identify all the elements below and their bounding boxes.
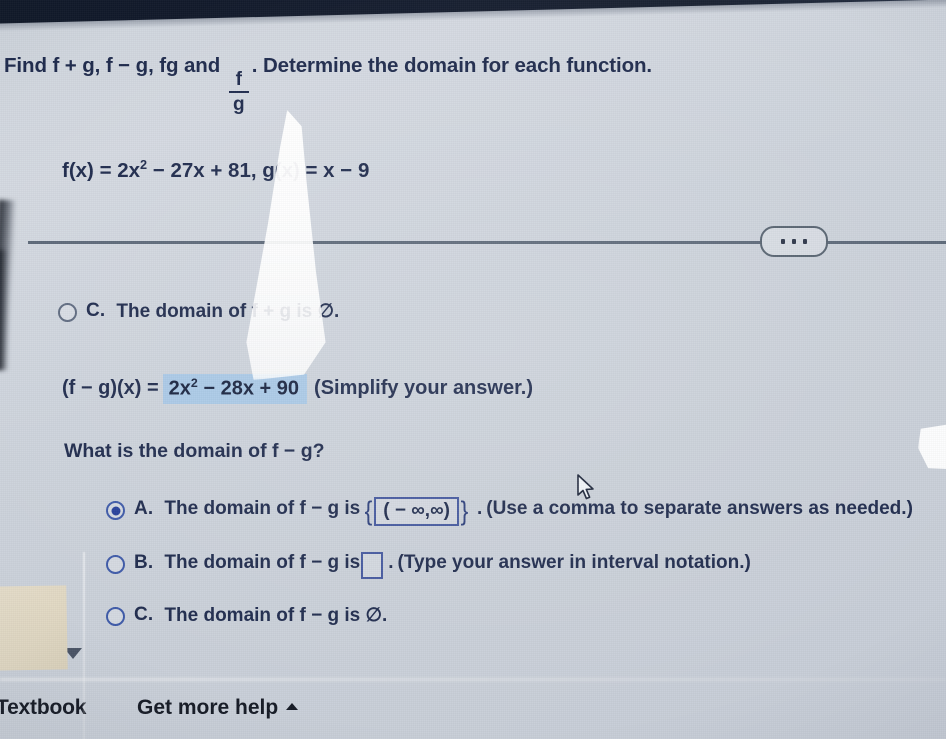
option-a-hint: (Use a comma to separate answers as need…	[486, 498, 913, 519]
option-c-letter: C.	[134, 604, 154, 625]
option-b-input[interactable]	[361, 552, 384, 579]
get-more-help-button[interactable]: Get more help	[137, 696, 299, 720]
beige-overlay-block	[0, 585, 68, 671]
option-b-row[interactable]: B. The domain of f − g is . (Type your a…	[106, 552, 751, 579]
dot-1-icon	[781, 239, 785, 244]
brace-open-icon: {	[364, 496, 373, 527]
screen-photo: Find f + g, f − g, fg and f g . Determin…	[0, 0, 946, 739]
option-c-row[interactable]: C. The domain of f − g is ∅.	[106, 604, 387, 627]
option-b-hint: (Type your answer in interval notation.)	[397, 552, 751, 573]
more-options-button[interactable]	[760, 226, 828, 257]
function-f-part1: f(x) = 2x	[62, 158, 141, 182]
scroll-seam-line	[83, 552, 85, 739]
fg-answer-hint: (Simplify your answer.)	[314, 377, 533, 400]
fraction-denominator: g	[233, 94, 245, 116]
option-c-text: The domain of f − g is ∅.	[164, 605, 388, 626]
radio-option-a[interactable]	[106, 501, 125, 520]
option-a-input[interactable]: ( − ∞,∞)	[374, 497, 459, 526]
fg-answer-field[interactable]: 2x2 − 28x + 90	[162, 374, 308, 404]
dot-3-icon	[803, 239, 807, 244]
prompt-suffix: . Determine the domain for each function…	[251, 54, 653, 77]
option-a-period: .	[476, 498, 483, 519]
problem-prompt: Find f + g, f − g, fg and f g . Determin…	[4, 54, 764, 114]
fg-answer-suffix: − 28x + 90	[197, 377, 300, 400]
function-definitions: f(x) = 2x2 − 27x + 81, g(x) = x − 9	[62, 157, 369, 183]
option-b-text: The domain of f − g is	[164, 552, 361, 573]
caret-up-icon	[286, 703, 299, 710]
radio-previous-c[interactable]	[58, 303, 77, 322]
function-f-part2: − 27x + 81, g(x) = x − 9	[147, 158, 370, 182]
fg-answer-line: (f − g)(x) = 2x2 − 28x + 90 (Simplify yo…	[62, 374, 533, 404]
fraction-numerator: f	[235, 68, 242, 90]
prompt-prefix: Find f + g, f − g, fg and	[4, 54, 221, 77]
option-b-period: .	[388, 552, 394, 573]
fg-answer-prefix: 2x	[168, 377, 191, 400]
fraction-f-over-g: f g	[228, 68, 249, 116]
fg-label: (f − g)(x) =	[62, 377, 159, 400]
option-a-row[interactable]: A. The domain of f − g is { ( − ∞,∞) } .…	[106, 497, 913, 527]
question-text: What is the domain of f − g?	[64, 440, 325, 462]
footer-separator	[0, 678, 946, 681]
previous-option-c-letter: C.	[86, 300, 106, 321]
dot-2-icon	[792, 239, 796, 244]
option-a-letter: A.	[134, 498, 154, 519]
textbook-button[interactable]: Textbook	[0, 696, 86, 720]
radio-option-c[interactable]	[106, 607, 125, 626]
fg-answer-exponent: 2	[190, 376, 198, 390]
option-a-answer-group: { ( − ∞,∞) }	[364, 497, 469, 526]
option-a-text: The domain of f − g is	[164, 498, 361, 519]
option-b-letter: B.	[134, 552, 154, 573]
get-more-help-label: Get more help	[137, 696, 279, 719]
page-content: Find f + g, f − g, fg and f g . Determin…	[0, 0, 946, 739]
mouse-cursor-icon	[577, 474, 594, 500]
left-edge-shadow-2	[0, 250, 8, 370]
brace-close-icon: }	[460, 496, 469, 527]
radio-option-b[interactable]	[106, 555, 125, 574]
fraction-bar	[228, 90, 249, 94]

——————

Copy every line of the records above word for word, but leave out the picture.

identify all the elements below and their bounding boxes.
option-a-hint: (Use a comma to separate answers as need…	[486, 498, 913, 519]
option-c-letter: C.	[134, 604, 154, 625]
option-b-input[interactable]	[361, 552, 384, 579]
get-more-help-button[interactable]: Get more help	[137, 696, 299, 720]
beige-overlay-block	[0, 585, 68, 671]
option-b-row[interactable]: B. The domain of f − g is . (Type your a…	[106, 552, 751, 579]
dot-1-icon	[781, 239, 785, 244]
brace-open-icon: {	[364, 496, 373, 527]
screen-photo: Find f + g, f − g, fg and f g . Determin…	[0, 0, 946, 739]
option-c-row[interactable]: C. The domain of f − g is ∅.	[106, 604, 387, 627]
option-b-hint: (Type your answer in interval notation.)	[397, 552, 751, 573]
more-options-button[interactable]	[760, 226, 828, 257]
function-f-part1: f(x) = 2x	[62, 158, 141, 182]
scroll-seam-line	[83, 552, 85, 739]
fg-answer-hint: (Simplify your answer.)	[314, 377, 533, 400]
fraction-denominator: g	[233, 94, 245, 116]
option-c-text: The domain of f − g is ∅.	[164, 605, 388, 626]
radio-option-a[interactable]	[106, 501, 125, 520]
option-a-input[interactable]: ( − ∞,∞)	[374, 497, 459, 526]
fg-answer-field[interactable]: 2x2 − 28x + 90	[162, 374, 308, 404]
dot-3-icon	[803, 239, 807, 244]
prompt-suffix: . Determine the domain for each function…	[251, 54, 653, 77]
option-a-period: .	[476, 498, 483, 519]
problem-prompt: Find f + g, f − g, fg and f g . Determin…	[4, 54, 764, 114]
fg-answer-suffix: − 28x + 90	[197, 377, 300, 400]
function-definitions: f(x) = 2x2 − 27x + 81, g(x) = x − 9	[62, 157, 369, 183]
option-b-text: The domain of f − g is	[164, 552, 361, 573]
caret-up-icon	[286, 703, 299, 710]
radio-previous-c[interactable]	[58, 303, 77, 322]
function-f-part2: − 27x + 81, g(x) = x − 9	[147, 158, 370, 182]
fg-answer-line: (f − g)(x) = 2x2 − 28x + 90 (Simplify yo…	[62, 374, 533, 404]
fraction-numerator: f	[235, 68, 242, 90]
prompt-prefix: Find f + g, f − g, fg and	[4, 54, 221, 77]
option-b-period: .	[388, 552, 394, 573]
fg-answer-prefix: 2x	[168, 377, 191, 400]
fraction-f-over-g: f g	[228, 68, 249, 116]
fg-label: (f − g)(x) =	[62, 377, 159, 400]
option-a-row[interactable]: A. The domain of f − g is { ( − ∞,∞) } .…	[106, 497, 913, 527]
question-text: What is the domain of f − g?	[64, 440, 325, 462]
footer-separator	[0, 678, 946, 681]
previous-option-c-letter: C.	[86, 300, 106, 321]
dot-2-icon	[792, 239, 796, 244]
option-a-letter: A.	[134, 498, 154, 519]
textbook-button[interactable]: Textbook	[0, 696, 86, 720]
radio-option-c[interactable]	[106, 607, 125, 626]
fg-answer-exponent: 2	[190, 376, 198, 390]
option-a-answer-group: { ( − ∞,∞) }	[364, 497, 469, 526]
option-a-text: The domain of f − g is	[164, 498, 361, 519]
option-b-letter: B.	[134, 552, 154, 573]
get-more-help-label: Get more help	[137, 696, 279, 719]
page-content: Find f + g, f − g, fg and f g . Determin…	[0, 0, 946, 739]
mouse-cursor-icon	[577, 474, 594, 500]
left-edge-shadow-2	[0, 250, 8, 370]
brace-close-icon: }	[460, 496, 469, 527]
radio-option-b[interactable]	[106, 555, 125, 574]
fraction-bar	[228, 90, 249, 94]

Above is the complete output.